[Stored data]
━━━━

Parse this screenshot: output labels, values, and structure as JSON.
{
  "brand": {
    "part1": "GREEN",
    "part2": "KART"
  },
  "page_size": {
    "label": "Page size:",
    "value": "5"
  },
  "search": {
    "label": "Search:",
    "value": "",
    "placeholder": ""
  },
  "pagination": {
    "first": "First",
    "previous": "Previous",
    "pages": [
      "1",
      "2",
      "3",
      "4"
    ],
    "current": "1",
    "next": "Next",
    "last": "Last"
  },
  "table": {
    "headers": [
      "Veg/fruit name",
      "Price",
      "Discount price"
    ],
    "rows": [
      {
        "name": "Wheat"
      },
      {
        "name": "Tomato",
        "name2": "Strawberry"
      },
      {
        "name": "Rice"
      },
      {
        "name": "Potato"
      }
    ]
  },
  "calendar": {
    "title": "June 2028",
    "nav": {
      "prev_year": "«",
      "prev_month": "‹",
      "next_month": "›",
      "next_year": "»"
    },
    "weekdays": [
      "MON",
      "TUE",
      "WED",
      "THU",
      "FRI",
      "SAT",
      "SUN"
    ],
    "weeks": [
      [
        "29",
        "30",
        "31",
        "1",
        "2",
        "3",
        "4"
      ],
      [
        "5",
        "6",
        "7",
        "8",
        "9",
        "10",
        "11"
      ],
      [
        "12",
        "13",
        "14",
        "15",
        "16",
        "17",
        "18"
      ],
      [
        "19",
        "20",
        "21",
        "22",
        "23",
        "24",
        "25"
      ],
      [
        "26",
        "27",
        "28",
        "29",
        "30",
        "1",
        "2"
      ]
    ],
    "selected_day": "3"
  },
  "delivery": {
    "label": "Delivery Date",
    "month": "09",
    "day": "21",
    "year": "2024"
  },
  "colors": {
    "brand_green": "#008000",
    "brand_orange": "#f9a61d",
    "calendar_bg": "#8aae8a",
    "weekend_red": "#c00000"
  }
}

━━━━

Using the listing above, retype each line exactly.

RESPONSE FOR THIS EXERCISE:
Parse this screenshot: output labels, values, and structure as JSON.
{
  "brand": {
    "part1": "GREEN",
    "part2": "KART"
  },
  "page_size": {
    "label": "Page size:",
    "value": "5"
  },
  "search": {
    "label": "Search:",
    "value": "",
    "placeholder": ""
  },
  "pagination": {
    "first": "First",
    "previous": "Previous",
    "pages": [
      "1",
      "2",
      "3",
      "4"
    ],
    "current": "1",
    "next": "Next",
    "last": "Last"
  },
  "table": {
    "headers": [
      "Veg/fruit name",
      "Price",
      "Discount price"
    ],
    "rows": [
      {
        "name": "Wheat"
      },
      {
        "name": "Tomato",
        "name2": "Strawberry"
      },
      {
        "name": "Rice"
      },
      {
        "name": "Potato"
      }
    ]
  },
  "calendar": {
    "title": "June 2028",
    "nav": {
      "prev_year": "«",
      "prev_month": "‹",
      "next_month": "›",
      "next_year": "»"
    },
    "weekdays": [
      "MON",
      "TUE",
      "WED",
      "THU",
      "FRI",
      "SAT",
      "SUN"
    ],
    "weeks": [
      [
        "29",
        "30",
        "31",
        "1",
        "2",
        "3",
        "4"
      ],
      [
        "5",
        "6",
        "7",
        "8",
        "9",
        "10",
        "11"
      ],
      [
        "12",
        "13",
        "14",
        "15",
        "16",
        "17",
        "18"
      ],
      [
        "19",
        "20",
        "21",
        "22",
        "23",
        "24",
        "25"
      ],
      [
        "26",
        "27",
        "28",
        "29",
        "30",
        "1",
        "2"
      ]
    ],
    "selected_day": "3"
  },
  "delivery": {
    "label": "Delivery Date",
    "month": "09",
    "day": "21",
    "year": "2024"
  },
  "colors": {
    "brand_green": "#008000",
    "brand_orange": "#f9a61d",
    "calendar_bg": "#8aae8a",
    "weekend_red": "#c00000"
  }
}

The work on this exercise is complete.